Note each line that includes the word "paraffin". Copy those lines.

** BEGIN **

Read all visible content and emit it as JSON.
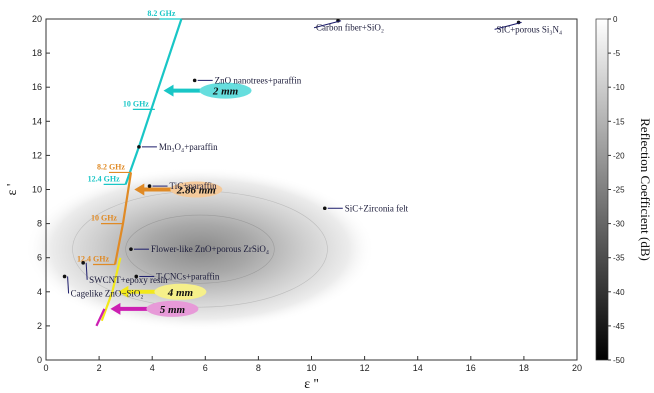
{
  "chart_data": {
    "type": "scatter",
    "xlabel": "ε ''",
    "ylabel": "ε '",
    "xlim": [
      0,
      20
    ],
    "ylim": [
      0,
      20
    ],
    "xticks": [
      0,
      2,
      4,
      6,
      8,
      10,
      12,
      14,
      16,
      18,
      20
    ],
    "yticks": [
      0,
      2,
      4,
      6,
      8,
      10,
      12,
      14,
      16,
      18,
      20
    ],
    "colorbar": {
      "label": "Reflection Coefficient (dB)",
      "ticks": [
        0,
        -5,
        -10,
        -15,
        -20,
        -25,
        -30,
        -35,
        -40,
        -45,
        -50
      ],
      "range": [
        -50,
        0
      ]
    },
    "materials": [
      {
        "label": "Carbon fiber+SiO₂",
        "x": 11.0,
        "y": 19.9
      },
      {
        "label": "SiC+porous Si₃N₄",
        "x": 17.8,
        "y": 19.8
      },
      {
        "label": "ZnO nanotrees+paraffin",
        "x": 5.6,
        "y": 16.4
      },
      {
        "label": "Mn₃O₄+paraffin",
        "x": 3.5,
        "y": 12.5
      },
      {
        "label": "TiC+paraffin",
        "x": 3.9,
        "y": 10.2
      },
      {
        "label": "SiC+Zirconia felt",
        "x": 10.5,
        "y": 8.9
      },
      {
        "label": "Flower-like ZnO+porous ZrSiO₄",
        "x": 3.2,
        "y": 6.5
      },
      {
        "label": "T-CNCs+paraffin",
        "x": 3.4,
        "y": 4.9
      },
      {
        "label": "SWCNT+epoxy resin",
        "x": 1.4,
        "y": 5.7
      },
      {
        "label": "Cagelike ZnO−SiO₂",
        "x": 0.7,
        "y": 4.9
      }
    ],
    "thickness_curves": [
      {
        "name": "2 mm",
        "color": "#19c6c6",
        "label_bg": "#66dede",
        "points": [
          [
            3.0,
            10.3
          ],
          [
            3.5,
            12.5
          ],
          [
            4.2,
            15.8
          ],
          [
            5.1,
            20.0
          ]
        ],
        "freqs": [
          {
            "text": "8.2 GHz",
            "x": 5.1,
            "y": 20.0
          },
          {
            "text": "10 GHz",
            "x": 4.1,
            "y": 14.7
          },
          {
            "text": "12.4 GHz",
            "x": 3.0,
            "y": 10.3
          }
        ]
      },
      {
        "name": "2.86 mm",
        "color": "#e08a25",
        "label_bg": "#f4c99a",
        "points": [
          [
            2.6,
            5.6
          ],
          [
            2.9,
            8.0
          ],
          [
            3.1,
            10.0
          ],
          [
            3.2,
            11.0
          ]
        ],
        "freqs": [
          {
            "text": "8.2 GHz",
            "x": 3.2,
            "y": 11.0
          },
          {
            "text": "10 GHz",
            "x": 2.9,
            "y": 8.0
          },
          {
            "text": "12.4 GHz",
            "x": 2.6,
            "y": 5.6
          }
        ]
      },
      {
        "name": "4 mm",
        "color": "#f2e81a",
        "label_bg": "#f6f08a",
        "points": [
          [
            2.1,
            2.3
          ],
          [
            2.5,
            4.0
          ],
          [
            2.8,
            6.0
          ]
        ],
        "freqs": []
      },
      {
        "name": "5 mm",
        "color": "#cc1fb2",
        "label_bg": "#e79ad8",
        "points": [
          [
            1.9,
            2.0
          ],
          [
            2.2,
            3.0
          ]
        ],
        "freqs": []
      }
    ]
  }
}
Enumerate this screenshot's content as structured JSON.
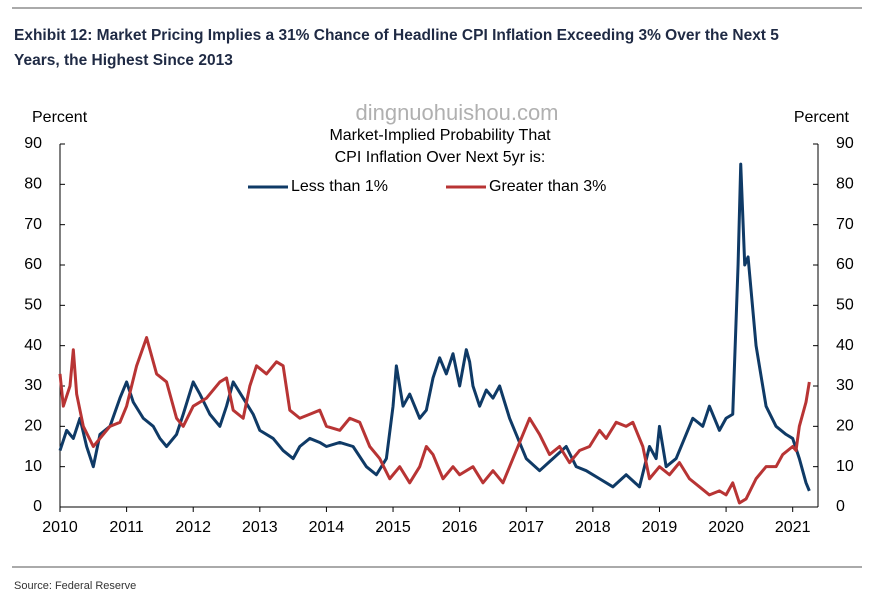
{
  "chart_data": {
    "type": "line",
    "title_lines": [
      "Exhibit 12: Market Pricing Implies a 31% Chance of Headline CPI Inflation Exceeding 3% Over the Next 5",
      "Years, the Highest Since 2013"
    ],
    "watermark": "dingnuohuishou.com",
    "ylabel": "Percent",
    "y2label": "Percent",
    "legend_title": [
      "Market-Implied Probability That",
      "CPI Inflation Over Next 5yr is:"
    ],
    "source": "Source: Federal Reserve",
    "xlim": [
      2010,
      2021.38
    ],
    "xticks": [
      2010,
      2011,
      2012,
      2013,
      2014,
      2015,
      2016,
      2017,
      2018,
      2019,
      2020,
      2021
    ],
    "ylim": [
      0,
      90
    ],
    "yticks": [
      0,
      10,
      20,
      30,
      40,
      50,
      60,
      70,
      80,
      90
    ],
    "y2lim": [
      0,
      90
    ],
    "y2ticks": [
      0,
      10,
      20,
      30,
      40,
      50,
      60,
      70,
      80,
      90
    ],
    "legend": "top",
    "series": [
      {
        "name": "Less than 1%",
        "color": "#0f3a66",
        "x": [
          2010.0,
          2010.1,
          2010.2,
          2010.3,
          2010.4,
          2010.5,
          2010.6,
          2010.75,
          2010.9,
          2011.0,
          2011.1,
          2011.25,
          2011.4,
          2011.5,
          2011.6,
          2011.75,
          2011.85,
          2012.0,
          2012.1,
          2012.25,
          2012.4,
          2012.5,
          2012.6,
          2012.75,
          2012.9,
          2013.0,
          2013.2,
          2013.35,
          2013.5,
          2013.6,
          2013.75,
          2013.9,
          2014.0,
          2014.2,
          2014.4,
          2014.6,
          2014.75,
          2014.9,
          2015.0,
          2015.05,
          2015.15,
          2015.25,
          2015.4,
          2015.5,
          2015.6,
          2015.7,
          2015.8,
          2015.9,
          2016.0,
          2016.1,
          2016.15,
          2016.2,
          2016.3,
          2016.4,
          2016.5,
          2016.6,
          2016.75,
          2016.85,
          2017.0,
          2017.2,
          2017.4,
          2017.6,
          2017.75,
          2017.9,
          2018.1,
          2018.3,
          2018.5,
          2018.7,
          2018.85,
          2018.95,
          2019.0,
          2019.1,
          2019.25,
          2019.4,
          2019.5,
          2019.65,
          2019.75,
          2019.9,
          2020.0,
          2020.1,
          2020.18,
          2020.22,
          2020.28,
          2020.33,
          2020.45,
          2020.6,
          2020.75,
          2020.9,
          2021.0,
          2021.1,
          2021.2,
          2021.25
        ],
        "values": [
          14,
          19,
          17,
          22,
          15,
          10,
          18,
          20,
          27,
          31,
          26,
          22,
          20,
          17,
          15,
          18,
          23,
          31,
          28,
          23,
          20,
          25,
          31,
          27,
          23,
          19,
          17,
          14,
          12,
          15,
          17,
          16,
          15,
          16,
          15,
          10,
          8,
          12,
          25,
          35,
          25,
          28,
          22,
          24,
          32,
          37,
          33,
          38,
          30,
          39,
          36,
          30,
          25,
          29,
          27,
          30,
          22,
          18,
          12,
          9,
          12,
          15,
          10,
          9,
          7,
          5,
          8,
          5,
          15,
          12,
          20,
          10,
          12,
          18,
          22,
          20,
          25,
          19,
          22,
          23,
          60,
          85,
          60,
          62,
          40,
          25,
          20,
          18,
          17,
          12,
          6,
          4
        ]
      },
      {
        "name": "Greater than 3%",
        "color": "#b83434",
        "x": [
          2010.0,
          2010.05,
          2010.15,
          2010.2,
          2010.25,
          2010.35,
          2010.5,
          2010.6,
          2010.75,
          2010.9,
          2011.0,
          2011.15,
          2011.3,
          2011.45,
          2011.6,
          2011.75,
          2011.85,
          2012.0,
          2012.2,
          2012.4,
          2012.5,
          2012.6,
          2012.75,
          2012.85,
          2012.95,
          2013.1,
          2013.25,
          2013.35,
          2013.45,
          2013.6,
          2013.75,
          2013.9,
          2014.0,
          2014.2,
          2014.35,
          2014.5,
          2014.65,
          2014.8,
          2014.95,
          2015.1,
          2015.25,
          2015.4,
          2015.5,
          2015.6,
          2015.75,
          2015.9,
          2016.0,
          2016.2,
          2016.35,
          2016.5,
          2016.65,
          2016.8,
          2016.95,
          2017.05,
          2017.2,
          2017.35,
          2017.5,
          2017.65,
          2017.8,
          2017.95,
          2018.1,
          2018.2,
          2018.35,
          2018.5,
          2018.6,
          2018.75,
          2018.85,
          2019.0,
          2019.15,
          2019.3,
          2019.45,
          2019.6,
          2019.75,
          2019.9,
          2020.0,
          2020.1,
          2020.2,
          2020.3,
          2020.45,
          2020.6,
          2020.75,
          2020.85,
          2021.0,
          2021.05,
          2021.1,
          2021.15,
          2021.2,
          2021.25
        ],
        "values": [
          33,
          25,
          30,
          39,
          28,
          20,
          15,
          17,
          20,
          21,
          25,
          35,
          42,
          33,
          31,
          22,
          20,
          25,
          27,
          31,
          32,
          24,
          22,
          30,
          35,
          33,
          36,
          35,
          24,
          22,
          23,
          24,
          20,
          19,
          22,
          21,
          15,
          12,
          7,
          10,
          6,
          10,
          15,
          13,
          7,
          10,
          8,
          10,
          6,
          9,
          6,
          12,
          18,
          22,
          18,
          13,
          15,
          11,
          14,
          15,
          19,
          17,
          21,
          20,
          21,
          15,
          7,
          10,
          8,
          11,
          7,
          5,
          3,
          4,
          3,
          6,
          1,
          2,
          7,
          10,
          10,
          13,
          15,
          14,
          20,
          23,
          26,
          31
        ]
      }
    ]
  }
}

** END **

Solution below:
        "label": "ZnO nanotrees+paraffin",
        "label": "Mn₃O₄+paraffin",
        "label": "TiC+paraffin",
        "label": "T-CNCs+paraffin",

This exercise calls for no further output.